TAREA 1: Reescribe las filas desde la primera hasta la que contiene "legend-swatch-premium [1133, 482, 1179, 528]", ambas incluidas, sustituyendo "price" por "precio" y sin cambiar nada más.

Migrar para muchos jóvenes de Nepal es algo normal y "fácil": no necesitan papeles para pasar a la India y trabajar para ellos aquí es legal. Madan va
a Nepal una vez al año; toma un mes de vacaciones y emprende un viaje en camión
que tarda 3 días para llegar a su ciudad natal. Su último viaje fue en
diciembre y, debido a la temperatura y la nieve, el último tramo del camino lo
tuvo que hacer a pie porque no había paso para coches. Madan tiene 8 años de
casado, vivió los primeros dos años en Nepal con su esposa y luego partió. En
viajes pasados, tal y como el último, sus hijos fueron concebidos; ese mes que
va a Nepal es el único tiempo que pasa con ellos.
Cuando
le pregunté porqué no se traía a su familia a vivir con él me contó que al
principio, su esposa y él habían decidido intentarlo. Cuando Divind tenía
apenas unos meses de edad, fue a Nepal y regresó a la India con Durga y el
niño. Después de unos meses muy difíciles decidieron que era mejor que ellos
regresaran a Nepal y que Madan los visitara una vez al año. Según Madan, el
calor de Dewas no le hacía bien al niño y su esposa se sentía muy sola: no
hablaba el idioma, no tenía familia, ni conocidos en la ciudad y él trabajaba
prácticamente todo el día.

Datos de límites de regiones:
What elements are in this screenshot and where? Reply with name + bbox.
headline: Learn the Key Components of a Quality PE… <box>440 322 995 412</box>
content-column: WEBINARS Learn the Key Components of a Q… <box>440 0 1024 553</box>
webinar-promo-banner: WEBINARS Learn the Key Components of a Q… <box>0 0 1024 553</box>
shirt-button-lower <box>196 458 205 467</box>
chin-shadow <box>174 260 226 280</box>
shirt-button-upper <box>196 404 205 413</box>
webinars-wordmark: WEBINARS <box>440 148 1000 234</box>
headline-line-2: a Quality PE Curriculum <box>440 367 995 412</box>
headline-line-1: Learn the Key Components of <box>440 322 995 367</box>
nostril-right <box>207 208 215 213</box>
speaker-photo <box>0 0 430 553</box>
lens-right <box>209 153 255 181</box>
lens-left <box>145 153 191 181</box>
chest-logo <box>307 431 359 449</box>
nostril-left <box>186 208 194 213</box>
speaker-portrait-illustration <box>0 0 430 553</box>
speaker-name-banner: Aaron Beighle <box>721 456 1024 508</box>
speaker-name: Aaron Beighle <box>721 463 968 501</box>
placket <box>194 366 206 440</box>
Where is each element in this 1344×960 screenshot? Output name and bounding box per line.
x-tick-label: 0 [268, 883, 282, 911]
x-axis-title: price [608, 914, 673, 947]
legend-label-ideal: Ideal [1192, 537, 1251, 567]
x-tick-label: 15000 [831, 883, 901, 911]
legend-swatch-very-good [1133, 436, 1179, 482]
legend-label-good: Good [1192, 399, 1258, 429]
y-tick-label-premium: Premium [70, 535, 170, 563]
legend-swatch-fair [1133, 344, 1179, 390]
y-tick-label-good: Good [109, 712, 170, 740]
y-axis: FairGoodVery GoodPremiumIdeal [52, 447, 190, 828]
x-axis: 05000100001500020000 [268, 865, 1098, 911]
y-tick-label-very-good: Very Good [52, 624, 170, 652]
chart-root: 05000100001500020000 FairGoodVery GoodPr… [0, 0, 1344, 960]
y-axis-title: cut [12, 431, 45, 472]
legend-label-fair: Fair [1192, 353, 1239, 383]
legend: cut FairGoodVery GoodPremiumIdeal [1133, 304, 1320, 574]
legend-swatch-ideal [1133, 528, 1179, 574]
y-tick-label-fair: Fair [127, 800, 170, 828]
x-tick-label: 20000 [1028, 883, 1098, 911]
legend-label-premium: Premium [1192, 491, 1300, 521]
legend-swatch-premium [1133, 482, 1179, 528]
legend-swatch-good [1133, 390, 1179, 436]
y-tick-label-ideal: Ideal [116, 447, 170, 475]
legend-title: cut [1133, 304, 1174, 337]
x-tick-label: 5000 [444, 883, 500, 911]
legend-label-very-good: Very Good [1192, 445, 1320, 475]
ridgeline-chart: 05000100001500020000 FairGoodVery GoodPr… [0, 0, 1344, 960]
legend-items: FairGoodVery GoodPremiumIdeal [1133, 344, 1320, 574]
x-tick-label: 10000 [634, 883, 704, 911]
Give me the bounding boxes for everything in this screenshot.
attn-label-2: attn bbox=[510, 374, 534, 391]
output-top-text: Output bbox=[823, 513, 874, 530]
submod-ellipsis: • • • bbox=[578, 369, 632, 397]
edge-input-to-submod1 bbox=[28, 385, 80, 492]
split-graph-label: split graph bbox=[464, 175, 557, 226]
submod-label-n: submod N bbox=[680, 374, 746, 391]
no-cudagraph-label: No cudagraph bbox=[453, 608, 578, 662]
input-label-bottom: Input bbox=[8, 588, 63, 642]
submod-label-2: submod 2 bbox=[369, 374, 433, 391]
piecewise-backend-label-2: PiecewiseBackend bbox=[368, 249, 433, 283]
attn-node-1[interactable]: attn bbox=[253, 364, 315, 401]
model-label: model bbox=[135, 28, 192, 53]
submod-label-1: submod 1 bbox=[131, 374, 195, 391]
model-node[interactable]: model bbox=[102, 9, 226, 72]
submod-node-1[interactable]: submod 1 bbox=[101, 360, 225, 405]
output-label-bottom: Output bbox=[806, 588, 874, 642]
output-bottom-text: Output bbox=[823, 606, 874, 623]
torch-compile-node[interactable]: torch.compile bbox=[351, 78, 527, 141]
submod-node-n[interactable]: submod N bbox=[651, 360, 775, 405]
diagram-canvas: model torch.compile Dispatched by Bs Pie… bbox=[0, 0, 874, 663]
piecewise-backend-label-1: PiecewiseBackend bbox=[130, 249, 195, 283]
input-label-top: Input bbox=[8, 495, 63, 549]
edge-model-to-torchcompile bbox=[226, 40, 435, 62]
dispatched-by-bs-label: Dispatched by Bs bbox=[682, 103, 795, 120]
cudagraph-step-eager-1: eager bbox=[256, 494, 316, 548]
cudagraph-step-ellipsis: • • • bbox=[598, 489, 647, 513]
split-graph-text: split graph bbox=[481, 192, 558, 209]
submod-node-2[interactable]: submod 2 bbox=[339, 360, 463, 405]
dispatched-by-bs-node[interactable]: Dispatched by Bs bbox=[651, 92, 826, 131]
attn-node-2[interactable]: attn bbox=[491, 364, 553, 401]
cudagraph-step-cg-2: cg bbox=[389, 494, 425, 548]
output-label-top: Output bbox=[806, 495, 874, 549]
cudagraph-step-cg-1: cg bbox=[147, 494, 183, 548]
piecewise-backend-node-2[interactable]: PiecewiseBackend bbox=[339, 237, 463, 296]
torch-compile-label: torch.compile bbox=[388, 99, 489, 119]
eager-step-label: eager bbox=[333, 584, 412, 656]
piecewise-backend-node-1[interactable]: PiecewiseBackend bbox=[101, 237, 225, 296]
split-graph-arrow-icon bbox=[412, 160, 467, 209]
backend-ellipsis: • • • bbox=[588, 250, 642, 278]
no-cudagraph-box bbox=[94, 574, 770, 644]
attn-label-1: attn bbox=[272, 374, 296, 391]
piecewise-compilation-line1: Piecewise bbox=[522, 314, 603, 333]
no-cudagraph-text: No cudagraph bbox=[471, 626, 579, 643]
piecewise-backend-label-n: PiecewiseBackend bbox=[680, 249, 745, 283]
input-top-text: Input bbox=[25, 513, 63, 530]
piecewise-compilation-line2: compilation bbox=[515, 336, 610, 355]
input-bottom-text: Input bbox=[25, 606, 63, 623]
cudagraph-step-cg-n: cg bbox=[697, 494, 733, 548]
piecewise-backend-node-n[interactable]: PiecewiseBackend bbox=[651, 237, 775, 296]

TAREA 2: Según el fragmento, ¿por qué Durga y el niño volvieron a Nepal en lugar de quedarse con Madan en la India? Responde en una a tres oraciones.

RESPUESTA CORRECTA 1:
What elements are in this screenshot and where? Reply with name + bbox.
headline: Learn the Key Components of a Quality PE… <box>440 322 995 412</box>
content-column: WEBINARS Learn the Key Components of a Q… <box>440 0 1024 553</box>
webinar-promo-banner: WEBINARS Learn the Key Components of a Q… <box>0 0 1024 553</box>
shirt-button-lower <box>196 458 205 467</box>
chin-shadow <box>174 260 226 280</box>
shirt-button-upper <box>196 404 205 413</box>
webinars-wordmark: WEBINARS <box>440 148 1000 234</box>
headline-line-2: a Quality PE Curriculum <box>440 367 995 412</box>
headline-line-1: Learn the Key Components of <box>440 322 995 367</box>
nostril-right <box>207 208 215 213</box>
speaker-photo <box>0 0 430 553</box>
lens-right <box>209 153 255 181</box>
lens-left <box>145 153 191 181</box>
chest-logo <box>307 431 359 449</box>
nostril-left <box>186 208 194 213</box>
speaker-portrait-illustration <box>0 0 430 553</box>
speaker-name-banner: Aaron Beighle <box>721 456 1024 508</box>
speaker-name: Aaron Beighle <box>721 463 968 501</box>
placket <box>194 366 206 440</box>
Where is each element in this 1344×960 screenshot? Output name and bounding box per line.
x-tick-label: 0 [268, 883, 282, 911]
x-axis-title: precio [608, 914, 673, 947]
legend-label-ideal: Ideal [1192, 537, 1251, 567]
x-tick-label: 15000 [831, 883, 901, 911]
legend-swatch-very-good [1133, 436, 1179, 482]
legend-label-good: Good [1192, 399, 1258, 429]
y-tick-label-premium: Premium [70, 535, 170, 563]
legend-swatch-fair [1133, 344, 1179, 390]
y-tick-label-good: Good [109, 712, 170, 740]
y-axis: FairGoodVery GoodPremiumIdeal [52, 447, 190, 828]
x-axis: 05000100001500020000 [268, 865, 1098, 911]
y-tick-label-very-good: Very Good [52, 624, 170, 652]
chart-root: 05000100001500020000 FairGoodVery GoodPr… [0, 0, 1344, 960]
y-axis-title: cut [12, 431, 45, 472]
legend-label-fair: Fair [1192, 353, 1239, 383]
legend: cut FairGoodVery GoodPremiumIdeal [1133, 304, 1320, 574]
legend-swatch-ideal [1133, 528, 1179, 574]
y-tick-label-fair: Fair [127, 800, 170, 828]
x-tick-label: 20000 [1028, 883, 1098, 911]
legend-label-premium: Premium [1192, 491, 1300, 521]
legend-swatch-premium [1133, 482, 1179, 528]

RESPUESTA CORRECTA 2: Según Madan, el calor de Dewas no le hacía bien al niño y su esposa se sentía muy sola. Ella no hablaba el idioma, no tenía familia ni conocidos en la ciudad, y él trabajaba prácticamente todo el día. Por eso decidieron que era mejor que ellos regresaran a Nepal y que Madan los visitara una vez al año.